Reproduce the listing exactly and skip over any pictures.
=-=-=
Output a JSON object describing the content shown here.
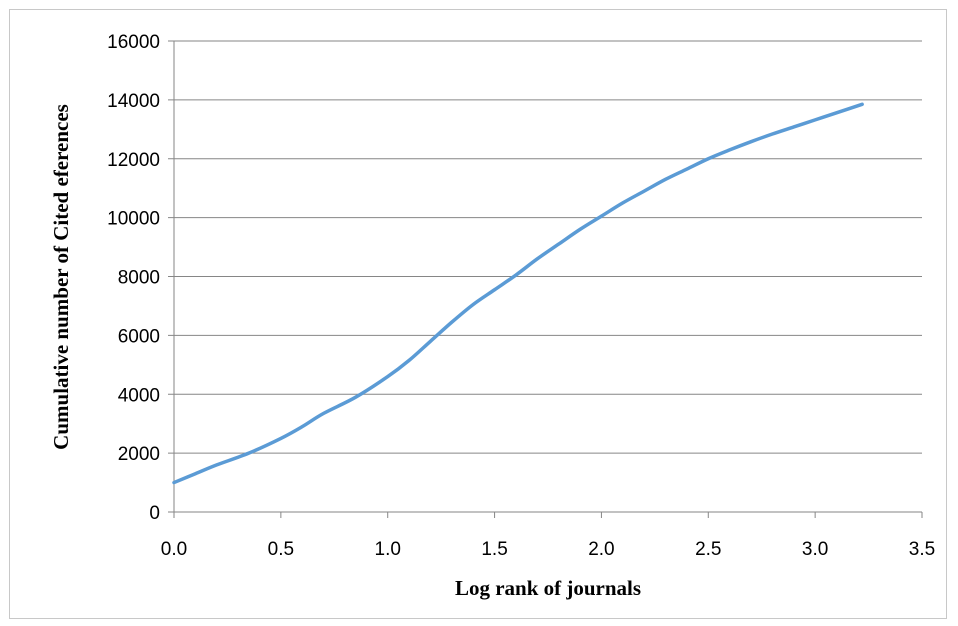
{
  "chart_data": {
    "type": "line",
    "title": "",
    "xlabel": "Log rank of journals",
    "ylabel": "Cumulative number of Cited eferences",
    "xlim": [
      0,
      3.5
    ],
    "ylim": [
      0,
      16000
    ],
    "x_ticks": [
      "0.0",
      "0.5",
      "1.0",
      "1.5",
      "2.0",
      "2.5",
      "3.0",
      "3.5"
    ],
    "y_ticks": [
      "0",
      "2000",
      "4000",
      "6000",
      "8000",
      "10000",
      "12000",
      "14000",
      "16000"
    ],
    "grid": "horizontal",
    "legend": "none",
    "line_color": "#5b9bd5",
    "series": [
      {
        "x": [
          0.0,
          0.1,
          0.2,
          0.35,
          0.5,
          0.6,
          0.7,
          0.85,
          1.0,
          1.1,
          1.2,
          1.3,
          1.4,
          1.5,
          1.6,
          1.7,
          1.8,
          1.9,
          2.0,
          2.1,
          2.2,
          2.3,
          2.4,
          2.5,
          2.6,
          2.7,
          2.8,
          2.9,
          3.0,
          3.1,
          3.22
        ],
        "y": [
          1000,
          1300,
          1600,
          2000,
          2500,
          2900,
          3350,
          3900,
          4600,
          5150,
          5800,
          6450,
          7050,
          7550,
          8050,
          8600,
          9100,
          9600,
          10050,
          10500,
          10900,
          11300,
          11650,
          12000,
          12300,
          12580,
          12840,
          13080,
          13320,
          13560,
          13850
        ]
      }
    ]
  }
}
=-=-=
**ANSWER**
Output a JSON object describing the content shown here.
{
  "chart_data": {
    "type": "line",
    "title": "",
    "xlabel": "Log rank of journals",
    "ylabel": "Cumulative number of Cited eferences",
    "xlim": [
      0,
      3.5
    ],
    "ylim": [
      0,
      16000
    ],
    "x_ticks": [
      "0.0",
      "0.5",
      "1.0",
      "1.5",
      "2.0",
      "2.5",
      "3.0",
      "3.5"
    ],
    "y_ticks": [
      "0",
      "2000",
      "4000",
      "6000",
      "8000",
      "10000",
      "12000",
      "14000",
      "16000"
    ],
    "grid": "horizontal",
    "legend": "none",
    "line_color": "#5b9bd5",
    "series": [
      {
        "x": [
          0.0,
          0.1,
          0.2,
          0.35,
          0.5,
          0.6,
          0.7,
          0.85,
          1.0,
          1.1,
          1.2,
          1.3,
          1.4,
          1.5,
          1.6,
          1.7,
          1.8,
          1.9,
          2.0,
          2.1,
          2.2,
          2.3,
          2.4,
          2.5,
          2.6,
          2.7,
          2.8,
          2.9,
          3.0,
          3.1,
          3.22
        ],
        "y": [
          1000,
          1300,
          1600,
          2000,
          2500,
          2900,
          3350,
          3900,
          4600,
          5150,
          5800,
          6450,
          7050,
          7550,
          8050,
          8600,
          9100,
          9600,
          10050,
          10500,
          10900,
          11300,
          11650,
          12000,
          12300,
          12580,
          12840,
          13080,
          13320,
          13560,
          13850
        ]
      }
    ]
  }
}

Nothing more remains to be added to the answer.